Die Leber : Das Entgiftungsorgan

Kater Carlo kann es nicht lassen, alle neuen Pflanzen seines Frauchens immer einer genauen Kontrolle zu unterziehen. Reinzubeissen und runterzuschlucken gehört natürlich auch zu diesem Verfahren.

Eine Pflanze hat es ihm besonders angetan – die milchige Flüssigkeit in den Blättern schmeckt ja auch ganz besonders. Nach einigen Tagen jedoch mag er weder sein heissgeliebtes Futter, noch führt er sich in der Laune, mit Frauchen zu spielen. Speiübel ist es ihm. Kein Wunder, denn die wohlschmeckende Pflanze enthielt ein Gift, das dem Kater nun buchstäblich auf die Leber geschlagen hat. Dass gewisse Pflanzen giftig sind, war weder Kater Carlo noch seinem Frauchen bewusst.

Verdauungshilfe

Die Leber hat vielerlei Funktionen zu erfüllen. Zum einen entgiftet sie den Körper, zum andern sondert sie Zucker ab und baut Fett, Eiweiss und Stärke (Glykogen) auf. Zudem speichert sie Vitamine, Fette, Plasmoproteine und bildet und scheidet den Farbstoff Bilirubin sowie das Sekret Galle aus. Kurz: Die Leber hilft bei der Verdauung.
Sie ist in ihrem Verhalten recht gutmütig und verzeiht vieles – uns Menschen etwa den Alkohol, wenn wir ihn nicht übermässig konsumieren. Doch ist sie auch nicht unbeschränkt belastbar. Leberschädigungen haben denn auch vielfältige Ursachen. Bakterien und Viren können eine Leberinfektion (Hepatitis) auslösen. Ein zu reichhaltiges Futterangebot und Giftstoffe können zur Verfettung der Leber führen. Bei Herzerkrankungen tritt oft eine sogenannte Stauungsleber auf. Im Alter befallen die Leber recht häufig Geschwüre (Tumoren). Die grösste Drüse im tierischen und im menschlichen Körper erholt sich bei heilbaren Erkrankungen wieder gut. Auch wenn neun Zehntel der Leber erkrankt sind, kann das Organ im günstigsten Fall wieder seine alte Funktionsfähigkeit erreichen.
Fieber, Erbrechen, Appetitlosigkeit, Bauchumfangerweiterung, Abmagerung und vor allem Gelbsucht können erste Anzeichen für eine mögliche Lebererkrankung sein. Dabei tritt die für eine schwere Leberstörung typische Gelbsucht (Ikterus) meist erst nach Tagen auf. Sie ist auf den Farbstoff Bilirubin zurückzuführen.
********************
Arbeitsaufträge:
1) Worauf ist laut dem Text über die Leber die Gelbsucht zurückzuführen?
2) Übersetzen Sie den Satz „Bakterien und Viren können eine Leberinfektion (Hepatitis) auslösen.“ aus dem Text über die Leber ins Englische.
3) Führen Sie den Text über die Leber im Anschluss an seinen letzten Satz weiter.
********************
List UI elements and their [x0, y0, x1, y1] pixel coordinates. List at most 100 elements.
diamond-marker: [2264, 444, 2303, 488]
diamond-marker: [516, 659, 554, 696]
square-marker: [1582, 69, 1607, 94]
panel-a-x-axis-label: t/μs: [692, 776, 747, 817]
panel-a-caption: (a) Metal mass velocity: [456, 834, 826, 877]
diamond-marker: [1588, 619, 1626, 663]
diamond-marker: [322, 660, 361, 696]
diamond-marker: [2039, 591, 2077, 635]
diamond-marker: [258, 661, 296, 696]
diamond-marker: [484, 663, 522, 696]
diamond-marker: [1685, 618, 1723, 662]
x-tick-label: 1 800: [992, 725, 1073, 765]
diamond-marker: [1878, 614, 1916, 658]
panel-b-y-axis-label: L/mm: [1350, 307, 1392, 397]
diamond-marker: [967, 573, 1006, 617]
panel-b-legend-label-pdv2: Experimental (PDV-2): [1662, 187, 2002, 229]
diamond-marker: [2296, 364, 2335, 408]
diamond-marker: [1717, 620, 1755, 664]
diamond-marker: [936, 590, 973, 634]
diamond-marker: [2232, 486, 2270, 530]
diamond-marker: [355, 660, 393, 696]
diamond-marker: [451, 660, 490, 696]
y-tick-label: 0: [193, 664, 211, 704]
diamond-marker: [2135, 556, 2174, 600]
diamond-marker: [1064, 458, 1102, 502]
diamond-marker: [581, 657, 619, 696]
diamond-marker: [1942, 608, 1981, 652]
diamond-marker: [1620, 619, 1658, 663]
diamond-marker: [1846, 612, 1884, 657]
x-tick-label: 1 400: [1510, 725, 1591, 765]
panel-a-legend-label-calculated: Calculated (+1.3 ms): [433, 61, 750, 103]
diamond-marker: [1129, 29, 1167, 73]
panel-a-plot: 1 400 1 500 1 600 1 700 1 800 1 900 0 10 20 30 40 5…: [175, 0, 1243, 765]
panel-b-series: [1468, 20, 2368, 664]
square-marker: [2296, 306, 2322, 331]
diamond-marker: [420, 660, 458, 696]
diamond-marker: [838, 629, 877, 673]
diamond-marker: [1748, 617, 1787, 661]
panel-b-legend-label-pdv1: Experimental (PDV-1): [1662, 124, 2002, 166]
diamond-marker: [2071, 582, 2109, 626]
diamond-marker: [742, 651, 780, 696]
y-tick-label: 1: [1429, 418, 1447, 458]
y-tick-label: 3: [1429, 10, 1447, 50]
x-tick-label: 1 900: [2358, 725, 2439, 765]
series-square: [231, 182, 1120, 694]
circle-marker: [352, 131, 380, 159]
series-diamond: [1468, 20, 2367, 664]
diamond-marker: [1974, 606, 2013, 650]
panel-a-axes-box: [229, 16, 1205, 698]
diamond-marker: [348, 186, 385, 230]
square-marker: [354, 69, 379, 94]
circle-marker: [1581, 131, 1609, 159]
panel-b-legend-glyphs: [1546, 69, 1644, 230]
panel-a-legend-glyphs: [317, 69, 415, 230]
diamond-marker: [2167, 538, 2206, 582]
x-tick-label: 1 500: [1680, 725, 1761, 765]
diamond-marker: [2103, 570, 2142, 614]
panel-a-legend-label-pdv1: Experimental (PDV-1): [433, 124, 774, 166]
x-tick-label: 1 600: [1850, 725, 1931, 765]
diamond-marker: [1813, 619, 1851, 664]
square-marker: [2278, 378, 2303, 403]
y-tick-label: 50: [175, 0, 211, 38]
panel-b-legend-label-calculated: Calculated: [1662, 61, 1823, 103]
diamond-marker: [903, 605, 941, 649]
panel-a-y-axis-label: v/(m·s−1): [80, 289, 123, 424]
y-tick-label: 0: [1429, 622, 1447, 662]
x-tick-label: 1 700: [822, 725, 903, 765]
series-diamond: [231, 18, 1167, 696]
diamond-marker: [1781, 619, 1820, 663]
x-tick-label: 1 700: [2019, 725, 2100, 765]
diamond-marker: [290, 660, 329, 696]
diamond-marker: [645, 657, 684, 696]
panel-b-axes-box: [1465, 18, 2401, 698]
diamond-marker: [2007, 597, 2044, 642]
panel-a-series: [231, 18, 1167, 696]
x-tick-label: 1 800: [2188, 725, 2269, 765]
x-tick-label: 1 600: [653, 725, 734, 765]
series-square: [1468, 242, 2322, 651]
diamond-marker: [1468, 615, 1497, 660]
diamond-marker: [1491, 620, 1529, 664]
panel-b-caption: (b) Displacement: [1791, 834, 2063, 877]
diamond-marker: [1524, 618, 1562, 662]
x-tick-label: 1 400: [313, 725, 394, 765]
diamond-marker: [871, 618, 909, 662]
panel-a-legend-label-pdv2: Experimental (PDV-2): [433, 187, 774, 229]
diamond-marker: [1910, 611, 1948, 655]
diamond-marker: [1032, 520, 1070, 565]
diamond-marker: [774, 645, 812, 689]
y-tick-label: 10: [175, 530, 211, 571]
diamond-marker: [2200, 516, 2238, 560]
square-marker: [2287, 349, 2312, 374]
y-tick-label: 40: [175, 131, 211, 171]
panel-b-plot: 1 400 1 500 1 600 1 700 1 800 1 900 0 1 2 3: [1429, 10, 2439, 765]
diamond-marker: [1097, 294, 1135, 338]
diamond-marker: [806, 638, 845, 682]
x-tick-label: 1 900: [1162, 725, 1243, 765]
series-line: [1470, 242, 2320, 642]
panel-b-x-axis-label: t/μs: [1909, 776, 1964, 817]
********************
Lösungen:
1) Auf den Farbstoff Bilirubin.

2) Bacteria and viruses can trigger a liver infection (hepatitis).

3)
Mehrere Untersuchungen

Erst mehrere Blutuntersuchungen lassen den Tierarzt eine vermutete Lebererkrankung erkennen. Die einmalige Blutuntersuchung genügt noch nicht. Sie gibt häufig nur die Situation der beiden vorangegangenen Tage wieder. Vielmehr muss mit einer oder zwei Blutnachkontrollen der Zustand der Leber überwacht werden. Bei diesen Blutuntersuchungen werden die leberspezifischen Enzyme gemessen. Diese Werte lassen den Tierarzt den Schweregrad der Lebererkrankung erkennen.
Eigentliche Lebermedikamente sind nicht oder nur in unterstützender Form vorhanden. Im akuten Fall wird ein erkranktes Tier mittels Infusionen tagelang künstlich ernährt. Damit wird die Leber in ihrer Funktion ruhiggestellt und kann sich selber wieder erholen.
In leichteren Fällen genügt oft schon eine fettfreie Leberschondiät: leicht verdaulichen Kost soll der Selbstheilungsprozess dieses Körperorgans vorangetrieben werden.

Abmagerungskur

Hat das Tier eine sogenannte Fettleber, hilft ihm nur eine Abmagerungskur. Es sei denn, die Fettleibigkeit hat eine andere Ursache, etwa Zuckerkrankheit (Diabetes mellitus). Bösartigen Lebertumoren stehen wir Tierärzte leider chancenlos gegenüber. In solchen Fällen ist es ratsam, das Tier von seinem Leiden zu erlösen.